WHAT THE TASK REQUIRES
Would you quote the material below in full and unchanged?

(Stored data)
§
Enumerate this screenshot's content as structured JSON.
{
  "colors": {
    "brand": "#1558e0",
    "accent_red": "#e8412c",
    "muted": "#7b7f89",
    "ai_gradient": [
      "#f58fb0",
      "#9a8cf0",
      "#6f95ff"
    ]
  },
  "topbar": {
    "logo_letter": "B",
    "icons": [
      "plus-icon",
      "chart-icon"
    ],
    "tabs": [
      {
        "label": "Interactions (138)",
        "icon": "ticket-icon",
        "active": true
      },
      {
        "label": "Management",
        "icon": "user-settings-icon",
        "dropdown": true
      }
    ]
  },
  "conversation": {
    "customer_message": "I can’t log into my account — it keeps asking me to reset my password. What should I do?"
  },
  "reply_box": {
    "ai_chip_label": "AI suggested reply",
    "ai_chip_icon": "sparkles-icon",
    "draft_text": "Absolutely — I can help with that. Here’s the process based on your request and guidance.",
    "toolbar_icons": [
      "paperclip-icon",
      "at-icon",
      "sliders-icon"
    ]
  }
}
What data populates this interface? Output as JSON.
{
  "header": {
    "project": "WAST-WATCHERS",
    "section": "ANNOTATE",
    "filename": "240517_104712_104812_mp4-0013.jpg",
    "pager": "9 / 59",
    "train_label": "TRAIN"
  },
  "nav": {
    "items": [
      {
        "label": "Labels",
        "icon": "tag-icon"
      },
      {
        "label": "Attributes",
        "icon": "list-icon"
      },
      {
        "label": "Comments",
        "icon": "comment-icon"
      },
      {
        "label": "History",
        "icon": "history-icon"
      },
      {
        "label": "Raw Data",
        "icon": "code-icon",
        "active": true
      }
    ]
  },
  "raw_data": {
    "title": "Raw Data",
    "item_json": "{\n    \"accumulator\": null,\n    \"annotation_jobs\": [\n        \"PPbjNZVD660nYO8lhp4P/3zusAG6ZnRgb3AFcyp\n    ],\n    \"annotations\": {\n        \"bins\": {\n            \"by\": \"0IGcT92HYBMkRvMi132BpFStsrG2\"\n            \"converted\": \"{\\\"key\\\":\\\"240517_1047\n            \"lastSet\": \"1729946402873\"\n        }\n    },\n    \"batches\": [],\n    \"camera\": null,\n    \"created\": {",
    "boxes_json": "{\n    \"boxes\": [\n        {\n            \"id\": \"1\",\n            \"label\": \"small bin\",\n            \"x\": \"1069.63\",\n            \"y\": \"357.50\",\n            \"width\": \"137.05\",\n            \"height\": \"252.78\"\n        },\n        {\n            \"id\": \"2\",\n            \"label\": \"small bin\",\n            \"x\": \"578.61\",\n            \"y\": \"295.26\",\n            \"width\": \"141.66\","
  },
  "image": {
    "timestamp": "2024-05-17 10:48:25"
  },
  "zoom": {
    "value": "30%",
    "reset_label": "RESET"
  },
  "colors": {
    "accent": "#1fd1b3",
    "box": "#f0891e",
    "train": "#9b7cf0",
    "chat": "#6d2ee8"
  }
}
§
CORRECT RESULT
Enumerate this screenshot's content as structured JSON.
{
  "colors": {
    "brand": "#1558e0",
    "accent_red": "#e8412c",
    "muted": "#7b7f89",
    "ai_gradient": [
      "#f58fb0",
      "#9a8cf0",
      "#6f95ff"
    ]
  },
  "topbar": {
    "logo_letter": "B",
    "icons": [
      "plus-icon",
      "chart-icon"
    ],
    "tabs": [
      {
        "label": "Interactions (138)",
        "icon": "ticket-icon",
        "active": true
      },
      {
        "label": "Management",
        "icon": "user-settings-icon",
        "dropdown": true
      }
    ]
  },
  "conversation": {
    "customer_message": "I can’t log into my account — it keeps asking me to reset my password. What should I do?"
  },
  "reply_box": {
    "ai_chip_label": "AI suggested reply",
    "ai_chip_icon": "sparkles-icon",
    "draft_text": "Absolutely — I can help with that. Here’s the process based on your request and guidance.",
    "toolbar_icons": [
      "paperclip-icon",
      "at-icon",
      "sliders-icon"
    ]
  }
}
What data populates this interface? Output as JSON.
{
  "header": {
    "project": "WAST-WATCHERS",
    "section": "ANNOTATE",
    "filename": "240517_104712_104812_mp4-0013.jpg",
    "pager": "9 / 59",
    "train_label": "TRAIN"
  },
  "nav": {
    "items": [
      {
        "label": "Labels",
        "icon": "tag-icon"
      },
      {
        "label": "Attributes",
        "icon": "list-icon"
      },
      {
        "label": "Comments",
        "icon": "comment-icon"
      },
      {
        "label": "History",
        "icon": "history-icon"
      },
      {
        "label": "Raw Data",
        "icon": "code-icon",
        "active": true
      }
    ]
  },
  "raw_data": {
    "title": "Raw Data",
    "item_json": "{\n    \"accumulator\": null,\n    \"annotation_jobs\": [\n        \"PPbjNZVD660nYO8lhp4P/3zusAG6ZnRgb3AFcyp\n    ],\n    \"annotations\": {\n        \"bins\": {\n            \"by\": \"0IGcT92HYBMkRvMi132BpFStsrG2\"\n            \"converted\": \"{\\\"key\\\":\\\"240517_1047\n            \"lastSet\": \"1729946402873\"\n        }\n    },\n    \"batches\": [],\n    \"camera\": null,\n    \"created\": {",
    "boxes_json": "{\n    \"boxes\": [\n        {\n            \"id\": \"1\",\n            \"label\": \"small bin\",\n            \"x\": \"1069.63\",\n            \"y\": \"357.50\",\n            \"width\": \"137.05\",\n            \"height\": \"252.78\"\n        },\n        {\n            \"id\": \"2\",\n            \"label\": \"small bin\",\n            \"x\": \"578.61\",\n            \"y\": \"295.26\",\n            \"width\": \"141.66\","
  },
  "image": {
    "timestamp": "2024-05-17 10:48:25"
  },
  "zoom": {
    "value": "30%",
    "reset_label": "RESET"
  },
  "colors": {
    "accent": "#1fd1b3",
    "box": "#f0891e",
    "train": "#9b7cf0",
    "chat": "#6d2ee8"
  }
}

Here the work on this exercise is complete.